◆ Required work
State only the number of lines that include "Осмотр".

====== Information supplied

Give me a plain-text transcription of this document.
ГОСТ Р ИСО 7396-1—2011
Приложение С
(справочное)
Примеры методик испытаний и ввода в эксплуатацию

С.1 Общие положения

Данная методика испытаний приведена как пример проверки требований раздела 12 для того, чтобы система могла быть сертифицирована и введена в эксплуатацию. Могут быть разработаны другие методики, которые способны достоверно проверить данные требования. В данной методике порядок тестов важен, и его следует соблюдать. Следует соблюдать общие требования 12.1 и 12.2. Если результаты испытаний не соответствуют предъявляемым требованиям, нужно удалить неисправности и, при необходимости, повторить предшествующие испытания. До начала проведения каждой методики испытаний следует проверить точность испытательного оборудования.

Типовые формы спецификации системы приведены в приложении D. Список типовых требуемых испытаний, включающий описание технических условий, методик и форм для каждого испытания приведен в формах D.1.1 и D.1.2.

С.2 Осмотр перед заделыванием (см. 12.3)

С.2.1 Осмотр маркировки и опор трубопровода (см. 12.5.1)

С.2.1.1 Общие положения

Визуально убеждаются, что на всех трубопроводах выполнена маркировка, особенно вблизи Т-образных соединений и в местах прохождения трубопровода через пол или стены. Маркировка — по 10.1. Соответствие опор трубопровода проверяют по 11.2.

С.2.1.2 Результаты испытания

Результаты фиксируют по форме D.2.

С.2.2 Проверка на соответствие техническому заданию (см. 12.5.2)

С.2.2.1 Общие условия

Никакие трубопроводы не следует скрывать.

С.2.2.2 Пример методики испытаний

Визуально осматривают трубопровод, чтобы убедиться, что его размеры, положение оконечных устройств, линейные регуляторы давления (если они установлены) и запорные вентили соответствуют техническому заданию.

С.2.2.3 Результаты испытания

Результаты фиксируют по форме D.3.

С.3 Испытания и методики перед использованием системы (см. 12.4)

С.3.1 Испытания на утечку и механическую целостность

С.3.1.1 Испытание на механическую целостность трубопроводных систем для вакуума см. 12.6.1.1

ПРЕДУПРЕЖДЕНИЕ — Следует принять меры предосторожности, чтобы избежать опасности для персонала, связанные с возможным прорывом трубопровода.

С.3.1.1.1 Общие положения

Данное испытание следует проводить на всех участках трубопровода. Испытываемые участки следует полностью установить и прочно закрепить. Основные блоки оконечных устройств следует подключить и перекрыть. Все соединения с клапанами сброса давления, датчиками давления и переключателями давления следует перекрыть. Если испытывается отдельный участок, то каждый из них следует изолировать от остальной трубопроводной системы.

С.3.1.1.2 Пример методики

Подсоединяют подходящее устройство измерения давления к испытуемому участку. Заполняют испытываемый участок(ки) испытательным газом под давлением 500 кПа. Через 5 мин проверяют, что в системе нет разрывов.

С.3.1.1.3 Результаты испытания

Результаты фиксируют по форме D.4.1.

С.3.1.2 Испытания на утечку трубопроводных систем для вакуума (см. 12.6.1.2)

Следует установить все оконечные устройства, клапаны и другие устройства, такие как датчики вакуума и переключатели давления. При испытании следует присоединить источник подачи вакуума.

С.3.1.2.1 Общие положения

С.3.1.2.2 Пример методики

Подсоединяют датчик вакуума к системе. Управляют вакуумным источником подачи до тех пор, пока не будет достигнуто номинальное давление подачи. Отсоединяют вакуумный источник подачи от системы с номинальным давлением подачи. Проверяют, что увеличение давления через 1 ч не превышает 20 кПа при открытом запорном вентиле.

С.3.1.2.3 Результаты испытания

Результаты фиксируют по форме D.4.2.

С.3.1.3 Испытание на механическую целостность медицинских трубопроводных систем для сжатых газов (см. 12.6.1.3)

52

============

◆ Response to this exercise
2